> _Exercise_: Return the records that follow unaltered. Omit every picture.

> _Records for this task_:
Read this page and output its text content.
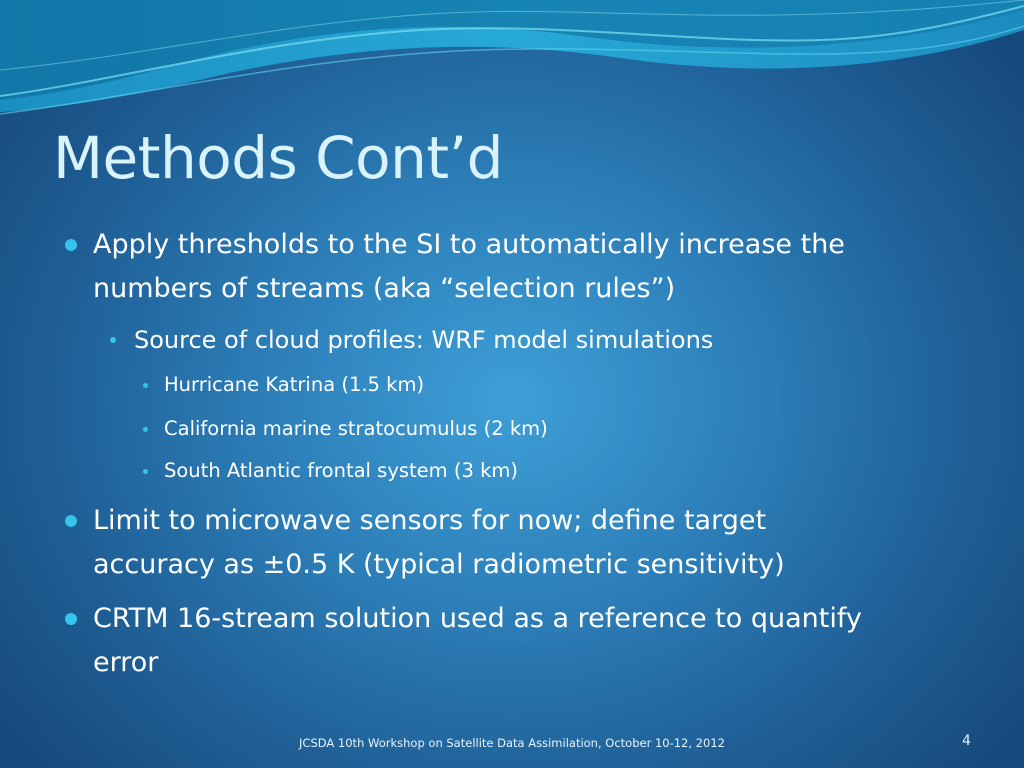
Methods Cont’d
Apply thresholds to the SI to automatically increase the
numbers of streams (aka “selection rules”)
Source of cloud profiles: WRF model simulations
Hurricane Katrina (1.5 km)
California marine stratocumulus (2 km)
South Atlantic frontal system (3 km)
Limit to microwave sensors for now; define target
accuracy as ±0.5 K (typical radiometric sensitivity)
CRTM 16-stream solution used as a reference to quantify
error
JCSDA 10th Workshop on Satellite Data Assimilation, October 10-12, 2012	4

> _Exercise result_:
Read this page and output its text content.
Methods Cont’d
Apply thresholds to the SI to automatically increase the
numbers of streams (aka “selection rules”)
Source of cloud profiles: WRF model simulations
Hurricane Katrina (1.5 km)
California marine stratocumulus (2 km)
South Atlantic frontal system (3 km)
Limit to microwave sensors for now; define target
accuracy as ±0.5 K (typical radiometric sensitivity)
CRTM 16-stream solution used as a reference to quantify
error
JCSDA 10th Workshop on Satellite Data Assimilation, October 10-12, 2012	4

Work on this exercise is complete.